◆ **Given task**: Only a number is wanted: how many lines of the entries include the string "this"?

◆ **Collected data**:
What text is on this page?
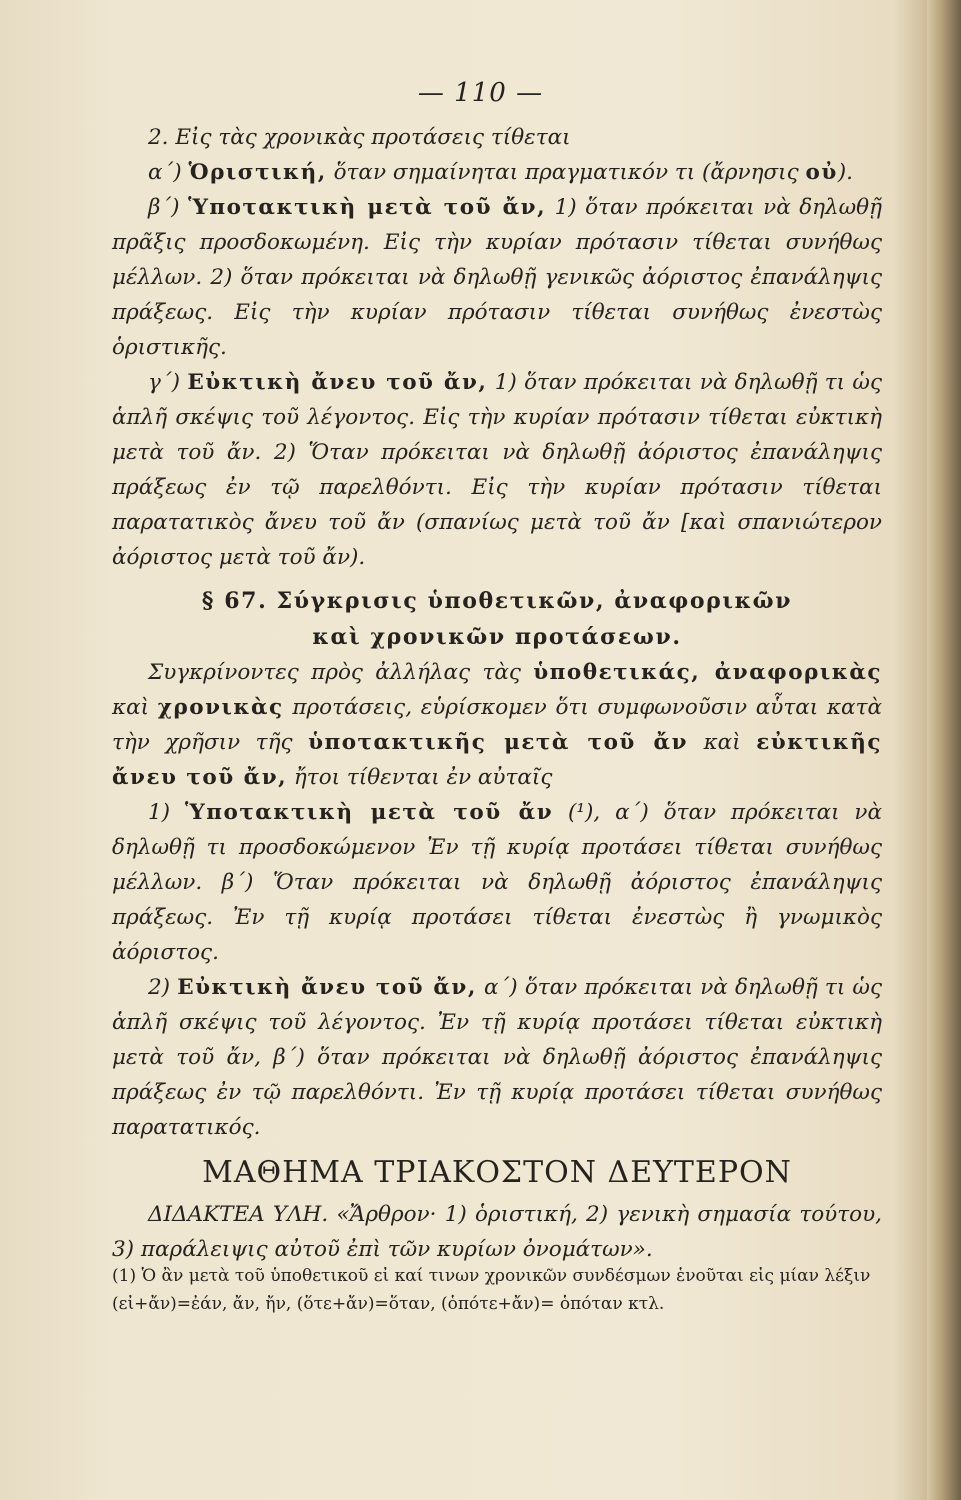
— 110 —

2. Εἰς τὰς χρονικὰς προτάσεις τίθεται

α΄) Ὁριστική, ὅταν σημαίνηται πραγματικόν τι (ἄρνησις οὐ).

β΄) Ὑποτακτικὴ μετὰ τοῦ ἄν, 1) ὅταν πρόκειται νὰ δηλωθῇ πρᾶξις προσδοκωμένη. Εἰς τὴν κυρίαν πρότασιν τίθεται συνήθως μέλλων. 2) ὅταν πρόκειται νὰ δηλωθῇ γενικῶς ἀόριστος ἐπανάληψις πράξεως. Εἰς τὴν κυρίαν πρότασιν τίθεται συνήθως ἐνεστὼς ὁριστικῆς.

γ΄) Εὐκτικὴ ἄνευ τοῦ ἄν, 1) ὅταν πρόκειται νὰ δηλωθῇ τι ὡς ἁπλῆ σκέψις τοῦ λέγοντος. Εἰς τὴν κυρίαν πρότασιν τίθεται εὐκτικὴ μετὰ τοῦ ἄν. 2) Ὅταν πρόκειται νὰ δηλωθῇ ἀόριστος ἐπανάληψις πράξεως ἐν τῷ παρελθόντι. Εἰς τὴν κυρίαν πρότασιν τίθεται παρατατικὸς ἄνευ τοῦ ἄν (σπανίως μετὰ τοῦ ἄν [καὶ σπανιώτερον ἀόριστος μετὰ τοῦ ἄν).

§ 67. Σύγκρισις ὑποθετικῶν, ἀναφορικῶν
καὶ χρονικῶν προτάσεων.

Συγκρίνοντες πρὸς ἀλλήλας τὰς ὑποθετικάς, ἀναφορικὰς καὶ χρονικὰς προτάσεις, εὑρίσκομεν ὅτι συμφωνοῦσιν αὗται κατὰ τὴν χρῆσιν τῆς ὑποτακτικῆς μετὰ τοῦ ἄν καὶ εὐκτικῆς ἄνευ τοῦ ἄν, ἤτοι τίθενται ἐν αὐταῖς

1) Ὑποτακτικὴ μετὰ τοῦ ἄν (¹), α΄) ὅταν πρόκειται νὰ δηλωθῇ τι προσδοκώμενον Ἐν τῇ κυρίᾳ προτάσει τίθεται συνήθως μέλλων. β΄) Ὅταν πρόκειται νὰ δηλωθῇ ἀόριστος ἐπανάληψις πράξεως. Ἐν τῇ κυρίᾳ προτάσει τίθεται ἐνεστὼς ἢ γνωμικὸς ἀόριστος.

2) Εὐκτικὴ ἄνευ τοῦ ἄν, α΄) ὅταν πρόκειται νὰ δηλωθῇ τι ὡς ἁπλῆ σκέψις τοῦ λέγοντος. Ἐν τῇ κυρίᾳ προτάσει τίθεται εὐκτικὴ μετὰ τοῦ ἄν, β΄) ὅταν πρόκειται νὰ δηλωθῇ ἀόριστος ἐπανάληψις πράξεως ἐν τῷ παρελθόντι. Ἐν τῇ κυρίᾳ προτάσει τίθεται συνήθως παρατατικός.

ΜΑΘΗΜΑ ΤΡΙΑΚΟΣΤΟΝ ΔΕΥΤΕΡΟΝ

ΔΙΔΑΚΤΕΑ ΥΛΗ. «Ἄρθρον· 1) ὁριστική, 2) γενικὴ σημασία τούτου, 3) παράλειψις αὐτοῦ ἐπὶ τῶν κυρίων ὀνομάτων».

(1) Ὁ ἂν μετὰ τοῦ ὑποθετικοῦ εἰ καί τινων χρονικῶν συνδέσμων ἑνοῦται εἰς μίαν λέξιν (εἰ+ἄν)=ἐάν, ἄν, ἤν, (ὅτε+ἄν)=ὅταν, (ὁπότε+ἄν)= ὁπόταν κτλ.
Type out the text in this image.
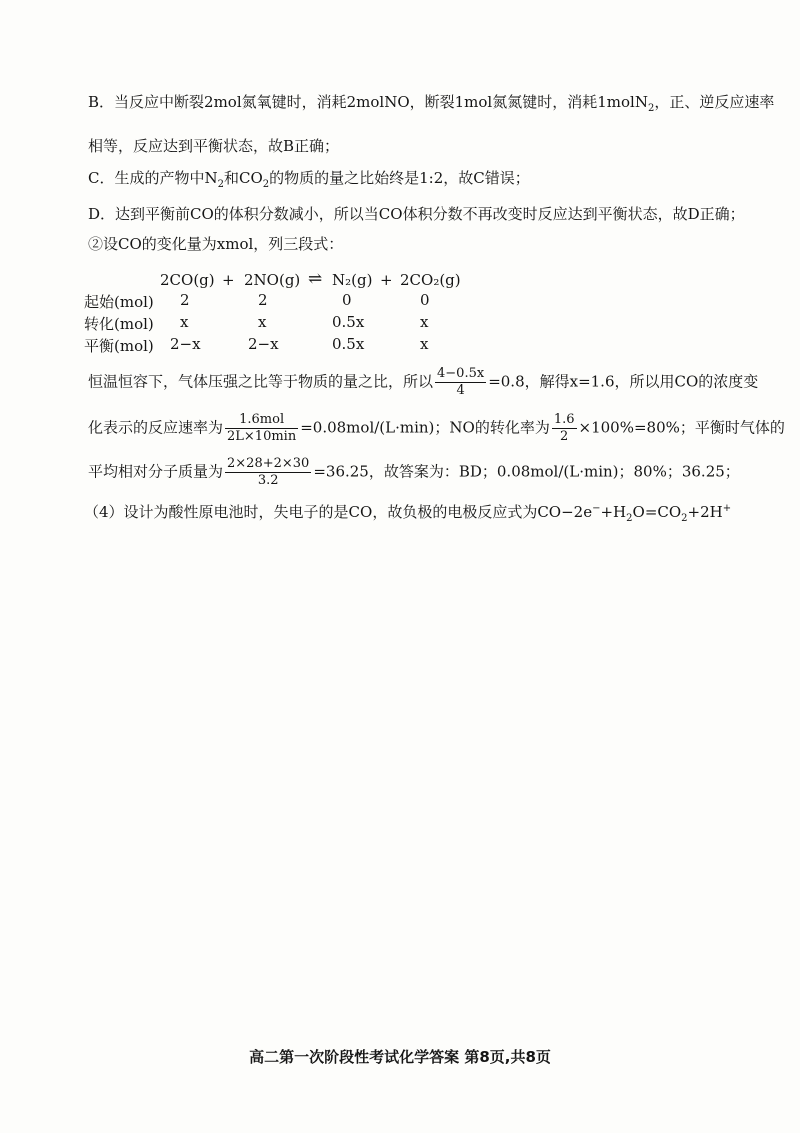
B．当反应中断裂2mol氮氧键时，消耗2molNO，断裂1mol氮氮键时，消耗1molN$_2$，正、逆反应速率
相等，反应达到平衡状态，故B正确；
C．生成的产物中$N_2$和$CO_2$的物质的量之比始终是1:2，故C错误；
D．达到平衡前CO的体积分数减小，所以当CO体积分数不再改变时反应达到平衡状态，故D正确；
②设CO的变化量为xmol，列三段式：
2CO(g) + 2NO(g) ⇌ N₂(g) + 2CO₂(g)
起始(mol) 2	2	0	0
转化(mol) x	x	0.5x	x
平衡(mol) 2−x	2−x	0.5x	x
恒温恒容下，气体压强之比等于物质的量之比，所以 $\frac{4-0.5x}{4} =0.8$，解得x=1.6，所以用CO的浓度变
化表示的反应速率为 $\frac{\text{1.6mol}}{2L\times 10\min} =0.08mol/(L\cdot\min)$；NO的转化率为 $\frac{1.6}{2} \times 100\%=80\%$；平衡时气体的
平均相对分子质量为 $\frac{2\times 28+2\times 30}{3.2} =36.25$，故答案为：BD；0.08mol/(L·min)；80%；36.25；
（4）设计为酸性原电池时，失电子的是CO，故负极的电极反应式为$CO-2e^-+H_2O=CO_2+2H^+$
高二第一次阶段性考试化学答案 第8页,共8页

◆ **The solution**: 2